[Entries taken from a collection]
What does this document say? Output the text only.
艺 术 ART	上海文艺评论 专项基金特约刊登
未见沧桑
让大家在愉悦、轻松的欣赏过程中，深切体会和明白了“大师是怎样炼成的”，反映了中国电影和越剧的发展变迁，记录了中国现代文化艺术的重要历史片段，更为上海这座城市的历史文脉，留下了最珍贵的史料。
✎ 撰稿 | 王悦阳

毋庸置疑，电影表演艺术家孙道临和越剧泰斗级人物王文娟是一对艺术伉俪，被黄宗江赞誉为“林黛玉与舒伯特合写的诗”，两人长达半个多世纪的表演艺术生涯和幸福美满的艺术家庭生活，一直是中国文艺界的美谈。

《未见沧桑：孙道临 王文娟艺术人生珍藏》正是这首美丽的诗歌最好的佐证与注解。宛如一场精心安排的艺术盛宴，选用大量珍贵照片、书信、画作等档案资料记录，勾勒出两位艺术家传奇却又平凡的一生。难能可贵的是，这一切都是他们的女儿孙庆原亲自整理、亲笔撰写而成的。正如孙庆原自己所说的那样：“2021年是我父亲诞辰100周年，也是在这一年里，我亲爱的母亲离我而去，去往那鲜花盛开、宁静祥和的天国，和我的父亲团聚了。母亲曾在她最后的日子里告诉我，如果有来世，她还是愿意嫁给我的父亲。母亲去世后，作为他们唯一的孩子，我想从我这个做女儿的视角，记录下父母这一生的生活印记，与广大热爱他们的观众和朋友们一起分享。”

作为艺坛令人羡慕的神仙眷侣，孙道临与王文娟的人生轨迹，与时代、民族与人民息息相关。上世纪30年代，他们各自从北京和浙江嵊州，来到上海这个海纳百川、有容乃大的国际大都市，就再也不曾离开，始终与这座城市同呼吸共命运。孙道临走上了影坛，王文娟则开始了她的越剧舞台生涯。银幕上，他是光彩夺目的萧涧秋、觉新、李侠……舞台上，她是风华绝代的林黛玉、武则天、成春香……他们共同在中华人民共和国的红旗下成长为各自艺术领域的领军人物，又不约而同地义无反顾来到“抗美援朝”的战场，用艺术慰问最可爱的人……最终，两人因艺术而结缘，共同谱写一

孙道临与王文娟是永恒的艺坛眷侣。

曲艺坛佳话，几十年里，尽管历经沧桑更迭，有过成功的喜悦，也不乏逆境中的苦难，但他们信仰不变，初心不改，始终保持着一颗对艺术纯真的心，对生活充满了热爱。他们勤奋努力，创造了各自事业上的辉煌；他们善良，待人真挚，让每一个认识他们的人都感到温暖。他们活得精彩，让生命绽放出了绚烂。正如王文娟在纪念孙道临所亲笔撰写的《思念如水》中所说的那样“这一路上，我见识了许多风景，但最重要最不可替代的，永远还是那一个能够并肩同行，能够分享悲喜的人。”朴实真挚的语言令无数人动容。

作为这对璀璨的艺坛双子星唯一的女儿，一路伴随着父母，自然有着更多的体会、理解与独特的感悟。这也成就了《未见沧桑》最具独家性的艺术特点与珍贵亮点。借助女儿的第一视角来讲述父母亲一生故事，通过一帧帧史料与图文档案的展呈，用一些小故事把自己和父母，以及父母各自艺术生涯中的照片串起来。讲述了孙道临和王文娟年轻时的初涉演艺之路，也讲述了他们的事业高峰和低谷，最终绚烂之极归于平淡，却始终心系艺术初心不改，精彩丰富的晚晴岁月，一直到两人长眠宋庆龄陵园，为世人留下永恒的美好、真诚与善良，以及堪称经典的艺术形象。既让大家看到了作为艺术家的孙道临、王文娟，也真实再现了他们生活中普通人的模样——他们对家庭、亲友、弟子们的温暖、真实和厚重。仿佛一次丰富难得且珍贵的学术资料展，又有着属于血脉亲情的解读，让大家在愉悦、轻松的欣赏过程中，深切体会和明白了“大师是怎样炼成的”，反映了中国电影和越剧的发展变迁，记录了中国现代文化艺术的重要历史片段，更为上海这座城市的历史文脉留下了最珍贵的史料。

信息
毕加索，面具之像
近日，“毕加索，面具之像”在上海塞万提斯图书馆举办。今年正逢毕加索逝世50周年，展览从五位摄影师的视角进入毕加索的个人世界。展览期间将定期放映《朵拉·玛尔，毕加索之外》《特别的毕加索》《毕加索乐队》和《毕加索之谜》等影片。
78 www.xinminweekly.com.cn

[THE REQUEST] Copy every record exactly as presented.

[SOLVED EXERCISE]
What does this document say? Output the text only.
艺 术 ART	上海文艺评论 专项基金特约刊登
未见沧桑
让大家在愉悦、轻松的欣赏过程中，深切体会和明白了“大师是怎样炼成的”，反映了中国电影和越剧的发展变迁，记录了中国现代文化艺术的重要历史片段，更为上海这座城市的历史文脉，留下了最珍贵的史料。
✎ 撰稿 | 王悦阳

毋庸置疑，电影表演艺术家孙道临和越剧泰斗级人物王文娟是一对艺术伉俪，被黄宗江赞誉为“林黛玉与舒伯特合写的诗”，两人长达半个多世纪的表演艺术生涯和幸福美满的艺术家庭生活，一直是中国文艺界的美谈。

《未见沧桑：孙道临 王文娟艺术人生珍藏》正是这首美丽的诗歌最好的佐证与注解。宛如一场精心安排的艺术盛宴，选用大量珍贵照片、书信、画作等档案资料记录，勾勒出两位艺术家传奇却又平凡的一生。难能可贵的是，这一切都是他们的女儿孙庆原亲自整理、亲笔撰写而成的。正如孙庆原自己所说的那样：“2021年是我父亲诞辰100周年，也是在这一年里，我亲爱的母亲离我而去，去往那鲜花盛开、宁静祥和的天国，和我的父亲团聚了。母亲曾在她最后的日子里告诉我，如果有来世，她还是愿意嫁给我的父亲。母亲去世后，作为他们唯一的孩子，我想从我这个做女儿的视角，记录下父母这一生的生活印记，与广大热爱他们的观众和朋友们一起分享。”

作为艺坛令人羡慕的神仙眷侣，孙道临与王文娟的人生轨迹，与时代、民族与人民息息相关。上世纪30年代，他们各自从北京和浙江嵊州，来到上海这个海纳百川、有容乃大的国际大都市，就再也不曾离开，始终与这座城市同呼吸共命运。孙道临走上了影坛，王文娟则开始了她的越剧舞台生涯。银幕上，他是光彩夺目的萧涧秋、觉新、李侠……舞台上，她是风华绝代的林黛玉、武则天、成春香……他们共同在中华人民共和国的红旗下成长为各自艺术领域的领军人物，又不约而同地义无反顾来到“抗美援朝”的战场，用艺术慰问最可爱的人……最终，两人因艺术而结缘，共同谱写一

孙道临与王文娟是永恒的艺坛眷侣。

曲艺坛佳话，几十年里，尽管历经沧桑更迭，有过成功的喜悦，也不乏逆境中的苦难，但他们信仰不变，初心不改，始终保持着一颗对艺术纯真的心，对生活充满了热爱。他们勤奋努力，创造了各自事业上的辉煌；他们善良，待人真挚，让每一个认识他们的人都感到温暖。他们活得精彩，让生命绽放出了绚烂。正如王文娟在纪念孙道临所亲笔撰写的《思念如水》中所说的那样“这一路上，我见识了许多风景，但最重要最不可替代的，永远还是那一个能够并肩同行，能够分享悲喜的人。”朴实真挚的语言令无数人动容。

作为这对璀璨的艺坛双子星唯一的女儿，一路伴随着父母，自然有着更多的体会、理解与独特的感悟。这也成就了《未见沧桑》最具独家性的艺术特点与珍贵亮点。借助女儿的第一视角来讲述父母亲一生故事，通过一帧帧史料与图文档案的展呈，用一些小故事把自己和父母，以及父母各自艺术生涯中的照片串起来。讲述了孙道临和王文娟年轻时的初涉演艺之路，也讲述了他们的事业高峰和低谷，最终绚烂之极归于平淡，却始终心系艺术初心不改，精彩丰富的晚晴岁月，一直到两人长眠宋庆龄陵园，为世人留下永恒的美好、真诚与善良，以及堪称经典的艺术形象。既让大家看到了作为艺术家的孙道临、王文娟，也真实再现了他们生活中普通人的模样——他们对家庭、亲友、弟子们的温暖、真实和厚重。仿佛一次丰富难得且珍贵的学术资料展，又有着属于血脉亲情的解读，让大家在愉悦、轻松的欣赏过程中，深切体会和明白了“大师是怎样炼成的”，反映了中国电影和越剧的发展变迁，记录了中国现代文化艺术的重要历史片段，更为上海这座城市的历史文脉留下了最珍贵的史料。

信息
毕加索，面具之像
近日，“毕加索，面具之像”在上海塞万提斯图书馆举办。今年正逢毕加索逝世50周年，展览从五位摄影师的视角进入毕加索的个人世界。展览期间将定期放映《朵拉·玛尔，毕加索之外》《特别的毕加索》《毕加索乐队》和《毕加索之谜》等影片。
78 www.xinminweekly.com.cn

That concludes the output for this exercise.